Rows from a data collection
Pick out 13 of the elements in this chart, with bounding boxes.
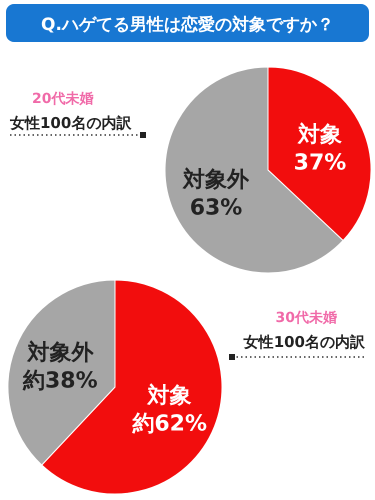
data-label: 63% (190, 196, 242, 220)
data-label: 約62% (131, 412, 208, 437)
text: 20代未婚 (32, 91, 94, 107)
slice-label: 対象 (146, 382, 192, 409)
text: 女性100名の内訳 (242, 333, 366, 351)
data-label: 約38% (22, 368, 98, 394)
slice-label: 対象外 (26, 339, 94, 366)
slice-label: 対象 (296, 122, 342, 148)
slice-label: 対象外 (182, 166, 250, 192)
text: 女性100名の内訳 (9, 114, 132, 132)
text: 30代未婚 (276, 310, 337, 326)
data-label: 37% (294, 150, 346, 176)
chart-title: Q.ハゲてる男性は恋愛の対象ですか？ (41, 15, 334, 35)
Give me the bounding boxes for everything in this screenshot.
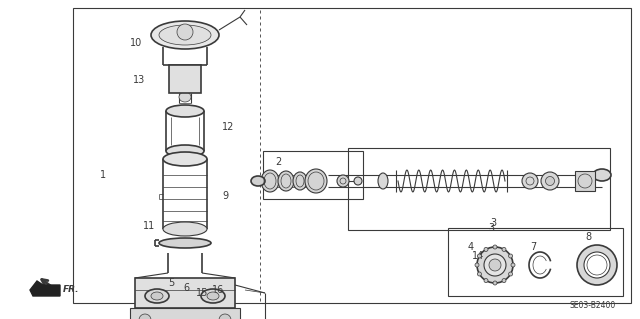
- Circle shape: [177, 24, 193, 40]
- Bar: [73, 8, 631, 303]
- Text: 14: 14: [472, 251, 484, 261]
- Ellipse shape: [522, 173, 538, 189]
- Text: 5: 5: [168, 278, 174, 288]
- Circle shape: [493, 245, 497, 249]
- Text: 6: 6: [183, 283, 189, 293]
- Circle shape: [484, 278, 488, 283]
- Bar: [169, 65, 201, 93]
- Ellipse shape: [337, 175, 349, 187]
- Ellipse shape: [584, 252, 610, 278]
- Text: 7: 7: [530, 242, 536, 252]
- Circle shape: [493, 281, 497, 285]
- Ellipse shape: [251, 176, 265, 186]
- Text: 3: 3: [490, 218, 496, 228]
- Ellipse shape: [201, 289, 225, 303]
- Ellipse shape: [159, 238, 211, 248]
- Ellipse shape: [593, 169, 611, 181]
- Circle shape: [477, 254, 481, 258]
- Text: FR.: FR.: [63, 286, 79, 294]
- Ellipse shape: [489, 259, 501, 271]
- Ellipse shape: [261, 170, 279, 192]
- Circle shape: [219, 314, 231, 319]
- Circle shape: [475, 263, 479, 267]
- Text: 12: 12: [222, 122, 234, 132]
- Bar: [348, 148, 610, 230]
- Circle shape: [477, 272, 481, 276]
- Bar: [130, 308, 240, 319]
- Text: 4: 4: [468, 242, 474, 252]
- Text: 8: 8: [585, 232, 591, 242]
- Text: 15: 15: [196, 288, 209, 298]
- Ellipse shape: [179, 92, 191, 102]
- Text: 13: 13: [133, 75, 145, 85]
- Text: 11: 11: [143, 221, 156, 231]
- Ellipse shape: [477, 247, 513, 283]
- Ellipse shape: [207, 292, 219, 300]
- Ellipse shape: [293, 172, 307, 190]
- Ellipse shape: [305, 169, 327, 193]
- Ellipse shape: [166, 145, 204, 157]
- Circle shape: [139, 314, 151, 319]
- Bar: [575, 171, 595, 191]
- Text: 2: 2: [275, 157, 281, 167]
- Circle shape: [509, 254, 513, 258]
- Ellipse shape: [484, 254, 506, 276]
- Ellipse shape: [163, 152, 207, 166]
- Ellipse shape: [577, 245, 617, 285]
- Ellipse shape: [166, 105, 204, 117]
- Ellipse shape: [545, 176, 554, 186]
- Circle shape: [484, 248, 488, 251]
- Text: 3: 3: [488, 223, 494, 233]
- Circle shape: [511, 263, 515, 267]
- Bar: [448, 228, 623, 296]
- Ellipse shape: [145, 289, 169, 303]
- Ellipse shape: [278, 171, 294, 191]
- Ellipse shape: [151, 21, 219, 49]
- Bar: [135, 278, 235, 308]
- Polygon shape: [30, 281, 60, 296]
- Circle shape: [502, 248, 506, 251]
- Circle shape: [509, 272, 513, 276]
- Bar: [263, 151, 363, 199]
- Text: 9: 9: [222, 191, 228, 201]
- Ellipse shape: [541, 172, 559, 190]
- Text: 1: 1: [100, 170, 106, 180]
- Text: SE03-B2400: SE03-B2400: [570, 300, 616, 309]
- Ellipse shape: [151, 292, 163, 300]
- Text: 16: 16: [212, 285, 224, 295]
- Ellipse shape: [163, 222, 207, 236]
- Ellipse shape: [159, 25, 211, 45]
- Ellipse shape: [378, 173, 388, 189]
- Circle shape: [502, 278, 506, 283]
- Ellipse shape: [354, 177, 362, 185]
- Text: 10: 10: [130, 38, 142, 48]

_Work to do_: Format every line of the rows above as a JSON list of strings, one string per line, leaving out blank lines and the picture lines.

_Task answer_:
[
  "Pick out 13 of the elements in this chart, with bounding boxes.",
  "data-label: 63% (190, 196, 242, 220)",
  "data-label: 約62% (131, 412, 208, 437)",
  "text: 20代未婚 (32, 91, 94, 107)",
  "slice-label: 対象 (146, 382, 192, 409)",
  "text: 女性100名の内訳 (242, 333, 366, 351)",
  "data-label: 約38% (22, 368, 98, 394)",
  "slice-label: 対象外 (26, 339, 94, 366)",
  "slice-label: 対象 (296, 122, 342, 148)",
  "slice-label: 対象外 (182, 166, 250, 192)",
  "text: 女性100名の内訳 (9, 114, 132, 132)",
  "text: 30代未婚 (276, 310, 337, 326)",
  "data-label: 37% (294, 150, 346, 176)",
  "chart-title: Q.ハゲてる男性は恋愛の対象ですか？ (41, 15, 334, 35)",
  "Give me the bounding boxes for everything in this screenshot.",
  "- Circle shape: [177, 24, 193, 40]",
  "- Bar: [73, 8, 631, 303]",
  "- Text: 14: 14: [472, 251, 484, 261]",
  "- Ellipse shape: [522, 173, 538, 189]",
  "- Text: 5: 5: [168, 278, 174, 288]",
  "- Circle shape: [493, 245, 497, 249]",
  "- Text: 6: 6: [183, 283, 189, 293]",
  "- Circle shape: [484, 278, 488, 283]",
  "- Bar: [169, 65, 201, 93]",
  "- Ellipse shape: [337, 175, 349, 187]",
  "- Ellipse shape: [584, 252, 610, 278]",
  "- Text: 7: 7: [530, 242, 536, 252]",
  "- Circle shape: [493, 281, 497, 285]",
  "- Ellipse shape: [251, 176, 265, 186]",
  "- Text: 3: 3: [490, 218, 496, 228]",
  "- Ellipse shape: [201, 289, 225, 303]",
  "- Ellipse shape: [159, 238, 211, 248]",
  "- Ellipse shape: [593, 169, 611, 181]",
  "- Circle shape: [477, 254, 481, 258]",
  "- Text: FR.: FR.: [63, 286, 79, 294]",
  "- Ellipse shape: [489, 259, 501, 271]",
  "- Ellipse shape: [261, 170, 279, 192]",
  "- Circle shape: [219, 314, 231, 319]",
  "- Circle shape: [475, 263, 479, 267]",
  "- Text: 12: 12: [222, 122, 234, 132]",
  "- Bar: [348, 148, 610, 230]",
  "- Circle shape: [477, 272, 481, 276]",
  "- Bar: [130, 308, 240, 319]",
  "- Text: 4: 4: [468, 242, 474, 252]",
  "- Text: 8: 8: [585, 232, 591, 242]",
  "- Text: 15: 15: [196, 288, 209, 298]",
  "- Ellipse shape: [179, 92, 191, 102]",
  "- Text: 13: 13: [133, 75, 145, 85]",
  "- Text: 11: 11: [143, 221, 156, 231]",
  "- Ellipse shape: [477, 247, 513, 283]",
  "- Ellipse shape: [207, 292, 219, 300]",
  "- Ellipse shape: [293, 172, 307, 190]",
  "- Ellipse shape: [305, 169, 327, 193]",
  "- Ellipse shape: [166, 145, 204, 157]",
  "- Circle shape: [139, 314, 151, 319]",
  "- Bar: [575, 171, 595, 191]",
  "- Text: 2: 2: [275, 157, 281, 167]",
  "- Circle shape: [509, 254, 513, 258]",
  "- Ellipse shape: [484, 254, 506, 276]",
  "- Ellipse shape: [163, 152, 207, 166]",
  "- Ellipse shape: [577, 245, 617, 285]",
  "- Ellipse shape: [166, 105, 204, 117]",
  "- Ellipse shape: [545, 176, 554, 186]",
  "- Circle shape: [484, 248, 488, 251]",
  "- Text: 3: 3: [488, 223, 494, 233]",
  "- Circle shape: [511, 263, 515, 267]",
  "- Bar: [448, 228, 623, 296]",
  "- Ellipse shape: [145, 289, 169, 303]",
  "- Ellipse shape: [278, 171, 294, 191]",
  "- Ellipse shape: [151, 21, 219, 49]",
  "- Bar: [135, 278, 235, 308]",
  "- Polygon shape: [30, 281, 60, 296]",
  "- Circle shape: [502, 248, 506, 251]",
  "- Circle shape: [509, 272, 513, 276]",
  "- Bar: [263, 151, 363, 199]",
  "- Text: 9: 9: [222, 191, 228, 201]",
  "- Ellipse shape: [541, 172, 559, 190]",
  "- Text: 1: 1: [100, 170, 106, 180]",
  "- Text: SE03-B2400: SE03-B2400: [570, 300, 616, 309]",
  "- Ellipse shape: [151, 292, 163, 300]",
  "- Text: 16: 16: [212, 285, 224, 295]",
  "- Ellipse shape: [163, 222, 207, 236]",
  "- Ellipse shape: [159, 25, 211, 45]",
  "- Ellipse shape: [378, 173, 388, 189]",
  "- Circle shape: [502, 278, 506, 283]",
  "- Ellipse shape: [354, 177, 362, 185]",
  "- Text: 10: 10: [130, 38, 142, 48]"
]